◆ **What the task requires**
Give all of the lines again exactly as they read.

◆ **Provided data**

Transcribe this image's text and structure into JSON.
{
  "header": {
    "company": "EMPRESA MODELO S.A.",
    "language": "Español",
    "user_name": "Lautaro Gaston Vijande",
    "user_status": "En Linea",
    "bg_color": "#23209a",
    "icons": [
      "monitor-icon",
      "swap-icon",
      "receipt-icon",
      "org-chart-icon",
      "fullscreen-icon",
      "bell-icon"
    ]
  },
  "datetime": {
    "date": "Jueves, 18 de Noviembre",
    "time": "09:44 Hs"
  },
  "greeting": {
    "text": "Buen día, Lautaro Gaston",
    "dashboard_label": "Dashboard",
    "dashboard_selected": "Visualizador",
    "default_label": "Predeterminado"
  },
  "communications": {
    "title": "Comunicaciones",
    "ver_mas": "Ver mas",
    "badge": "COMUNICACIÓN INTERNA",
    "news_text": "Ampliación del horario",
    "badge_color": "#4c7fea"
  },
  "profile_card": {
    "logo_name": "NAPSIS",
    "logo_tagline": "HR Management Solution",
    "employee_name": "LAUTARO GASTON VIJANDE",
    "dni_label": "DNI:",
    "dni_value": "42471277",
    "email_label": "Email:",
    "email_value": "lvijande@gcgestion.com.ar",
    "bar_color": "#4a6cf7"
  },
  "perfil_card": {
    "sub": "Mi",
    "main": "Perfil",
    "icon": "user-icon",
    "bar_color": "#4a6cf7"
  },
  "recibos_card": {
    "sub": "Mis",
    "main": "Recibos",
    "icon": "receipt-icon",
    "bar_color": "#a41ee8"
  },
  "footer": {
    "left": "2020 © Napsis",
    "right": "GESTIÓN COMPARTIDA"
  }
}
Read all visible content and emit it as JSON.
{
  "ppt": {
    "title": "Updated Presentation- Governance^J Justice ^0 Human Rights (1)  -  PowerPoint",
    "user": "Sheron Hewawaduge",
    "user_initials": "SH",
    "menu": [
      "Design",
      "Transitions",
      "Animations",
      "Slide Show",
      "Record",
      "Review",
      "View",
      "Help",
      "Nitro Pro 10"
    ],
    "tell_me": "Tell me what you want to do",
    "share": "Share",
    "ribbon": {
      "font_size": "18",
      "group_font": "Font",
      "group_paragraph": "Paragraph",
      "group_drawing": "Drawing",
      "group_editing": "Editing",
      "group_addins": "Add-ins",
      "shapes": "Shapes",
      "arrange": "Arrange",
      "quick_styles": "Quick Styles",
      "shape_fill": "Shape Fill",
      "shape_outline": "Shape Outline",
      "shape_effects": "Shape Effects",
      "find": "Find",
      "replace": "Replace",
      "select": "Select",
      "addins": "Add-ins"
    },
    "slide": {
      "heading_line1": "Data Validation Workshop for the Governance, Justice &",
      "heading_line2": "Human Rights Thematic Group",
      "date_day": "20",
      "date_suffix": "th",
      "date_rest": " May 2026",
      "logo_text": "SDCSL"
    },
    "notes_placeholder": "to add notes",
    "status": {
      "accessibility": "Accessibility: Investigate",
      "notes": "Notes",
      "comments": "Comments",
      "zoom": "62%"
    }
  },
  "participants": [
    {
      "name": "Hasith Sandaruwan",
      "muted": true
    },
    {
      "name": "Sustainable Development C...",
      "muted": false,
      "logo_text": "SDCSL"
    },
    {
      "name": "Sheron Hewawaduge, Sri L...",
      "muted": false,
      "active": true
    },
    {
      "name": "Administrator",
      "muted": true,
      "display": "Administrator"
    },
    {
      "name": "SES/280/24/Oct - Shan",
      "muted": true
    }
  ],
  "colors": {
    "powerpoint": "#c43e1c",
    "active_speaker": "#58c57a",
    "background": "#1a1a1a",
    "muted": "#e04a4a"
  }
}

◆ **Task response**
Transcribe this image's text and structure into JSON.
{
  "header": {
    "company": "EMPRESA MODELO S.A.",
    "language": "Español",
    "user_name": "Lautaro Gaston Vijande",
    "user_status": "En Linea",
    "bg_color": "#23209a",
    "icons": [
      "monitor-icon",
      "swap-icon",
      "receipt-icon",
      "org-chart-icon",
      "fullscreen-icon",
      "bell-icon"
    ]
  },
  "datetime": {
    "date": "Jueves, 18 de Noviembre",
    "time": "09:44 Hs"
  },
  "greeting": {
    "text": "Buen día, Lautaro Gaston",
    "dashboard_label": "Dashboard",
    "dashboard_selected": "Visualizador",
    "default_label": "Predeterminado"
  },
  "communications": {
    "title": "Comunicaciones",
    "ver_mas": "Ver mas",
    "badge": "COMUNICACIÓN INTERNA",
    "news_text": "Ampliación del horario",
    "badge_color": "#4c7fea"
  },
  "profile_card": {
    "logo_name": "NAPSIS",
    "logo_tagline": "HR Management Solution",
    "employee_name": "LAUTARO GASTON VIJANDE",
    "dni_label": "DNI:",
    "dni_value": "42471277",
    "email_label": "Email:",
    "email_value": "lvijande@gcgestion.com.ar",
    "bar_color": "#4a6cf7"
  },
  "perfil_card": {
    "sub": "Mi",
    "main": "Perfil",
    "icon": "user-icon",
    "bar_color": "#4a6cf7"
  },
  "recibos_card": {
    "sub": "Mis",
    "main": "Recibos",
    "icon": "receipt-icon",
    "bar_color": "#a41ee8"
  },
  "footer": {
    "left": "2020 © Napsis",
    "right": "GESTIÓN COMPARTIDA"
  }
}
Read all visible content and emit it as JSON.
{
  "ppt": {
    "title": "Updated Presentation- Governance^J Justice ^0 Human Rights (1)  -  PowerPoint",
    "user": "Sheron Hewawaduge",
    "user_initials": "SH",
    "menu": [
      "Design",
      "Transitions",
      "Animations",
      "Slide Show",
      "Record",
      "Review",
      "View",
      "Help",
      "Nitro Pro 10"
    ],
    "tell_me": "Tell me what you want to do",
    "share": "Share",
    "ribbon": {
      "font_size": "18",
      "group_font": "Font",
      "group_paragraph": "Paragraph",
      "group_drawing": "Drawing",
      "group_editing": "Editing",
      "group_addins": "Add-ins",
      "shapes": "Shapes",
      "arrange": "Arrange",
      "quick_styles": "Quick Styles",
      "shape_fill": "Shape Fill",
      "shape_outline": "Shape Outline",
      "shape_effects": "Shape Effects",
      "find": "Find",
      "replace": "Replace",
      "select": "Select",
      "addins": "Add-ins"
    },
    "slide": {
      "heading_line1": "Data Validation Workshop for the Governance, Justice &",
      "heading_line2": "Human Rights Thematic Group",
      "date_day": "20",
      "date_suffix": "th",
      "date_rest": " May 2026",
      "logo_text": "SDCSL"
    },
    "notes_placeholder": "to add notes",
    "status": {
      "accessibility": "Accessibility: Investigate",
      "notes": "Notes",
      "comments": "Comments",
      "zoom": "62%"
    }
  },
  "participants": [
    {
      "name": "Hasith Sandaruwan",
      "muted": true
    },
    {
      "name": "Sustainable Development C...",
      "muted": false,
      "logo_text": "SDCSL"
    },
    {
      "name": "Sheron Hewawaduge, Sri L...",
      "muted": false,
      "active": true
    },
    {
      "name": "Administrator",
      "muted": true,
      "display": "Administrator"
    },
    {
      "name": "SES/280/24/Oct - Shan",
      "muted": true
    }
  ],
  "colors": {
    "powerpoint": "#c43e1c",
    "active_speaker": "#58c57a",
    "background": "#1a1a1a",
    "muted": "#e04a4a"
  }
}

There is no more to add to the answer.